Records from a dataset

-- start --

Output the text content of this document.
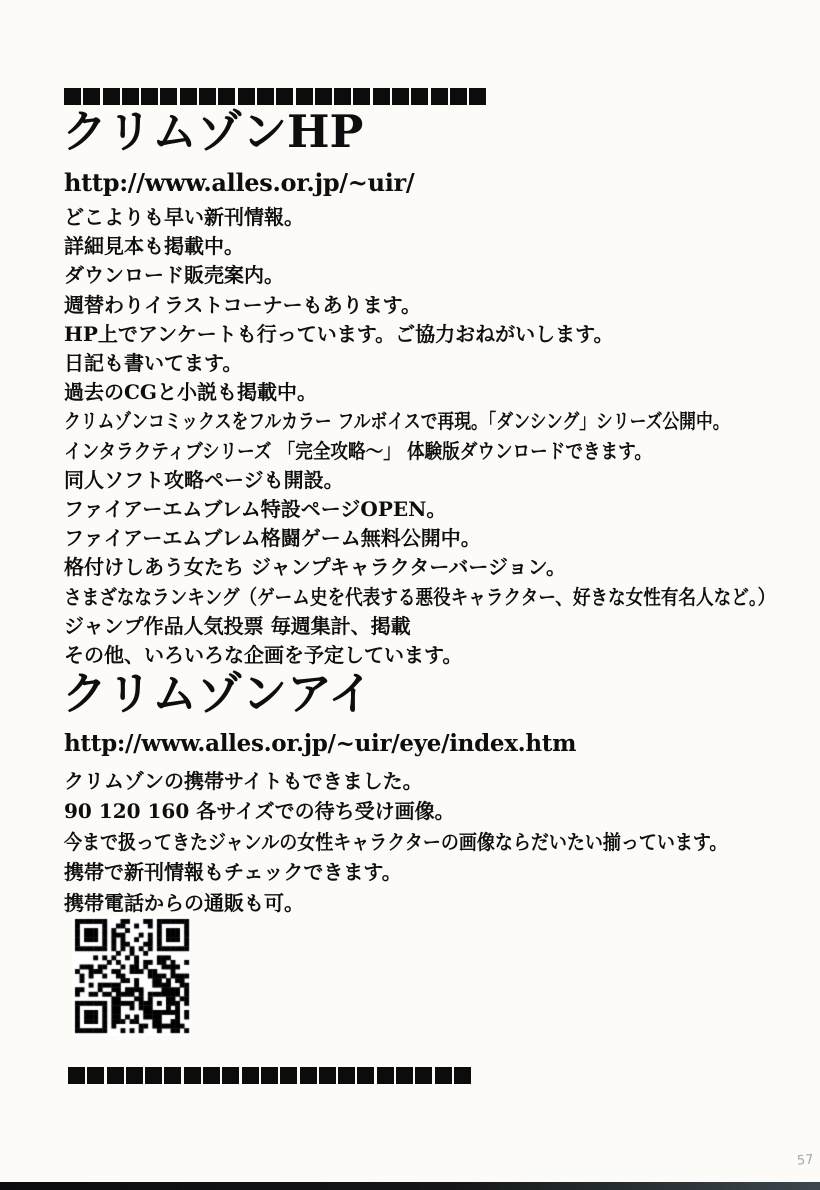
クリムゾンHP
http://www.alles.or.jp/~uir/
どこよりも早い新刊情報。
詳細見本も掲載中。
ダウンロード販売案内。
週替わりイラストコーナーもあります。
HP上でアンケートも行っています。ご協力おねがいします。
日記も書いてます。
過去のCGと小説も掲載中。
クリムゾンコミックスをフルカラー フルボイスで再現。「ダンシング」シリーズ公開中。
インタラクティブシリーズ 「完全攻略〜」 体験版ダウンロードできます。
同人ソフト攻略ページも開設。
ファイアーエムブレム特設ページOPEN。
ファイアーエムブレム格闘ゲーム無料公開中。
格付けしあう女たち ジャンプキャラクターバージョン。
さまざななランキング（ゲーム史を代表する悪役キャラクター、好きな女性有名人など。）
ジャンプ作品人気投票 毎週集計、掲載
その他、いろいろな企画を予定しています。
クリムゾンアイ
http://www.alles.or.jp/~uir/eye/index.htm
クリムゾンの携帯サイトもできました。
90 120 160 各サイズでの待ち受け画像。
今まで扱ってきたジャンルの女性キャラクターの画像ならだいたい揃っています。
携帯で新刊情報もチェックできます。
携帯電話からの通販も可。
57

-- end --

Prompt:
Copy out each record shown above without alteration, skipping any picture.

Result:
Output the text content of this document.
クリムゾンHP
http://www.alles.or.jp/~uir/
どこよりも早い新刊情報。
詳細見本も掲載中。
ダウンロード販売案内。
週替わりイラストコーナーもあります。
HP上でアンケートも行っています。ご協力おねがいします。
日記も書いてます。
過去のCGと小説も掲載中。
クリムゾンコミックスをフルカラー フルボイスで再現。「ダンシング」シリーズ公開中。
インタラクティブシリーズ 「完全攻略〜」 体験版ダウンロードできます。
同人ソフト攻略ページも開設。
ファイアーエムブレム特設ページOPEN。
ファイアーエムブレム格闘ゲーム無料公開中。
格付けしあう女たち ジャンプキャラクターバージョン。
さまざななランキング（ゲーム史を代表する悪役キャラクター、好きな女性有名人など。）
ジャンプ作品人気投票 毎週集計、掲載
その他、いろいろな企画を予定しています。
クリムゾンアイ
http://www.alles.or.jp/~uir/eye/index.htm
クリムゾンの携帯サイトもできました。
90 120 160 各サイズでの待ち受け画像。
今まで扱ってきたジャンルの女性キャラクターの画像ならだいたい揃っています。
携帯で新刊情報もチェックできます。
携帯電話からの通販も可。
57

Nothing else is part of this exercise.